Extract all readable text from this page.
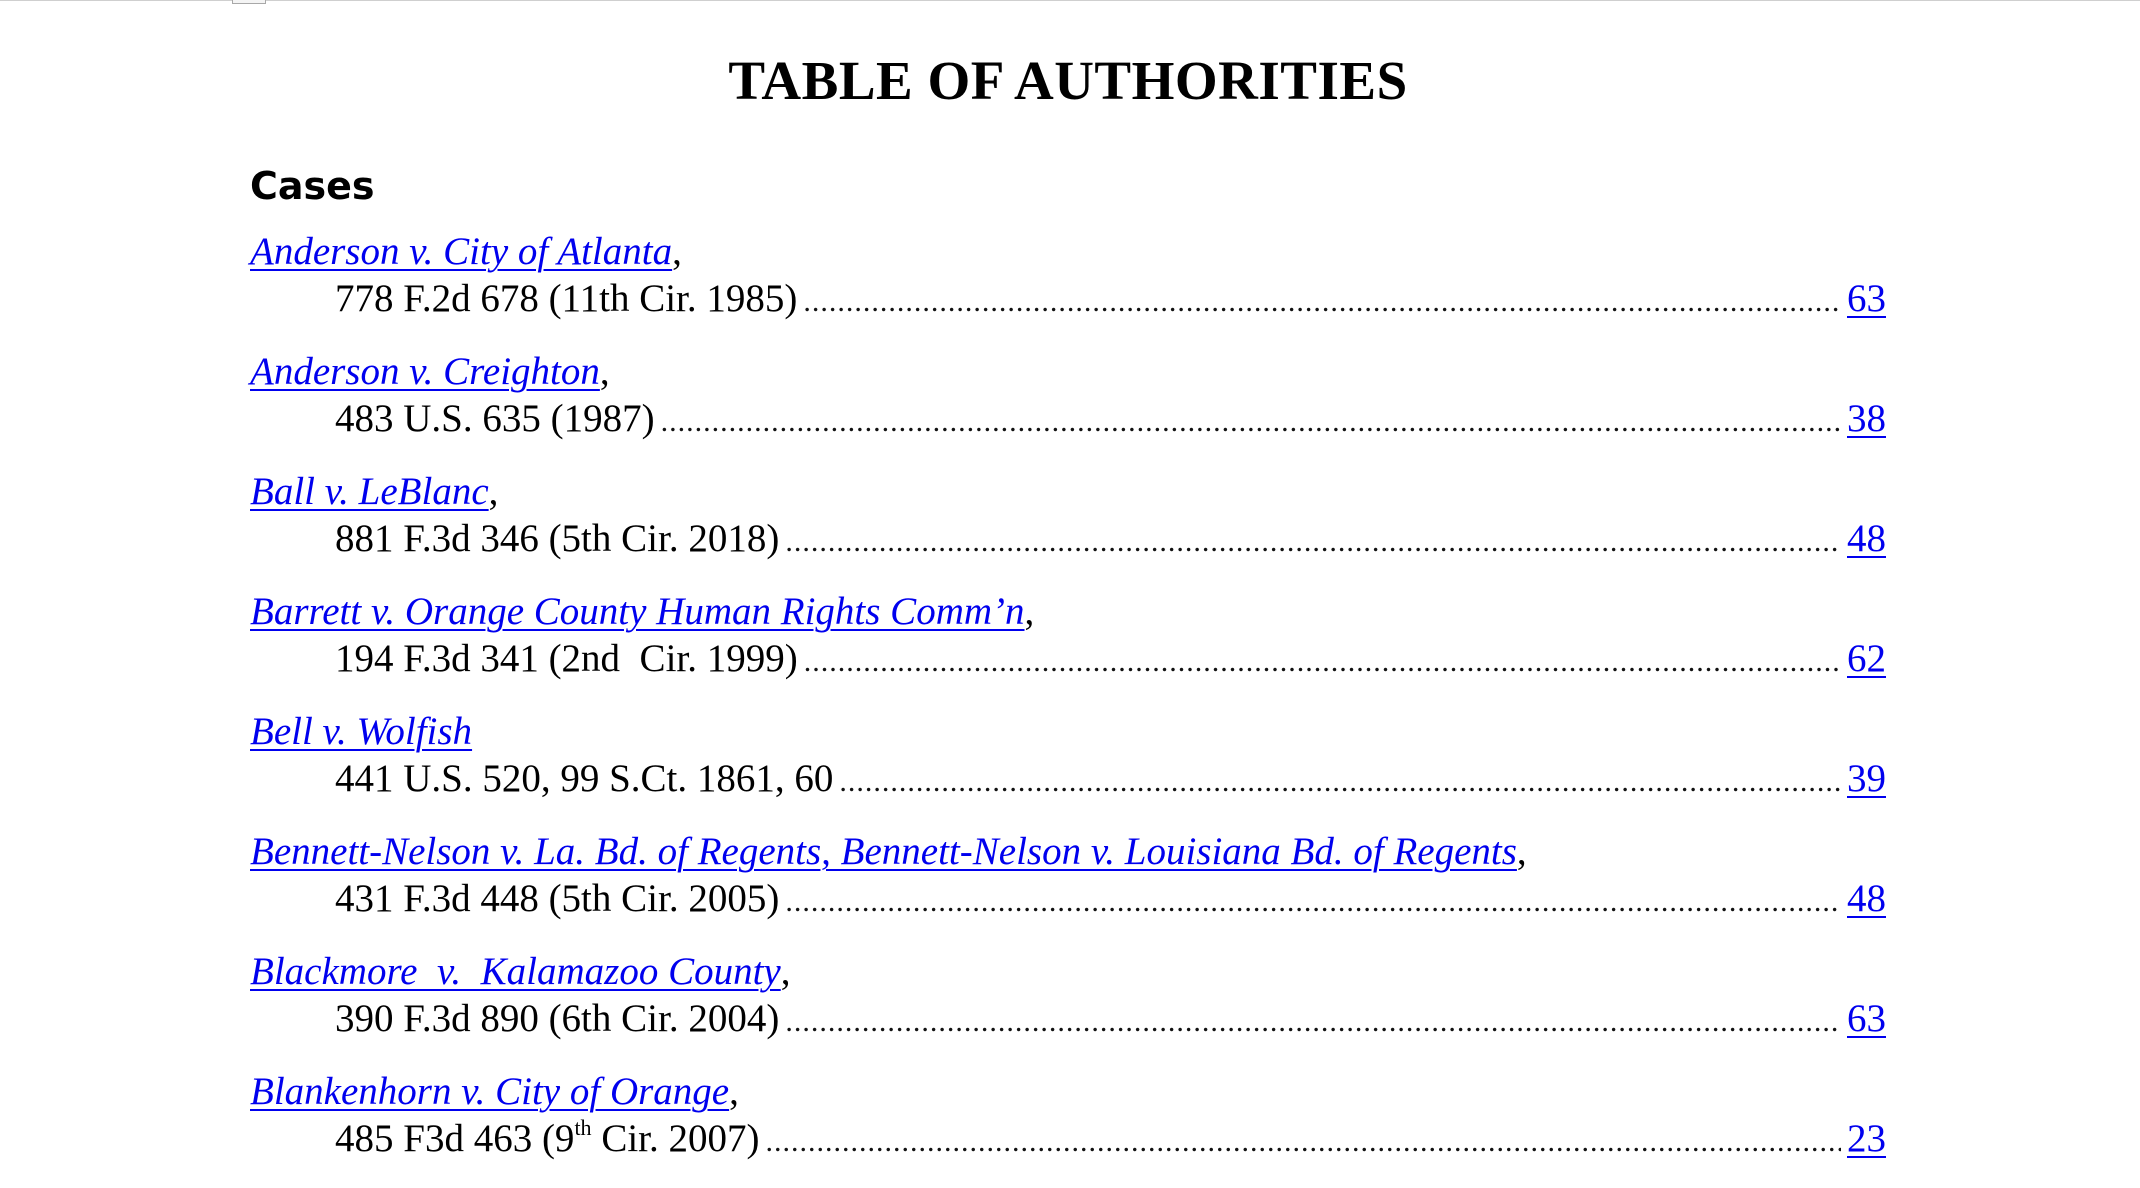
TABLE OF AUTHORITIES
Cases
Anderson v. City of Atlanta,
778 F.2d 678 (11th Cir. 1985) .....	63
Anderson v. Creighton,
483 U.S. 635 (1987) .....	38
Ball v. LeBlanc,
881 F.3d 346 (5th Cir. 2018) .....	48
Barrett v. Orange County Human Rights Comm’n,
194 F.3d 341 (2nd  Cir. 1999) .....	62
Bell v. Wolfish
441 U.S. 520, 99 S.Ct. 1861, 60 .....	39
Bennett-Nelson v. La. Bd. of Regents, Bennett-Nelson v. Louisiana Bd. of Regents,
431 F.3d 448 (5th Cir. 2005) .....	48
Blackmore  v.  Kalamazoo County,
390 F.3d 890 (6th Cir. 2004) .....	63
Blankenhorn v. City of Orange,
485 F3d 463 (9th Cir. 2007) .....	23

^^^^^^^^

▶ **Problem description**
Repeat all of the data above word for word, minus the pictures.

▶ **Expected answer**
Extract all readable text from this page.
TABLE OF AUTHORITIES
Cases
Anderson v. City of Atlanta,
778 F.2d 678 (11th Cir. 1985) .....	63
Anderson v. Creighton,
483 U.S. 635 (1987) .....	38
Ball v. LeBlanc,
881 F.3d 346 (5th Cir. 2018) .....	48
Barrett v. Orange County Human Rights Comm’n,
194 F.3d 341 (2nd  Cir. 1999) .....	62
Bell v. Wolfish
441 U.S. 520, 99 S.Ct. 1861, 60 .....	39
Bennett-Nelson v. La. Bd. of Regents, Bennett-Nelson v. Louisiana Bd. of Regents,
431 F.3d 448 (5th Cir. 2005) .....	48
Blackmore  v.  Kalamazoo County,
390 F.3d 890 (6th Cir. 2004) .....	63
Blankenhorn v. City of Orange,
485 F3d 463 (9th Cir. 2007) .....	23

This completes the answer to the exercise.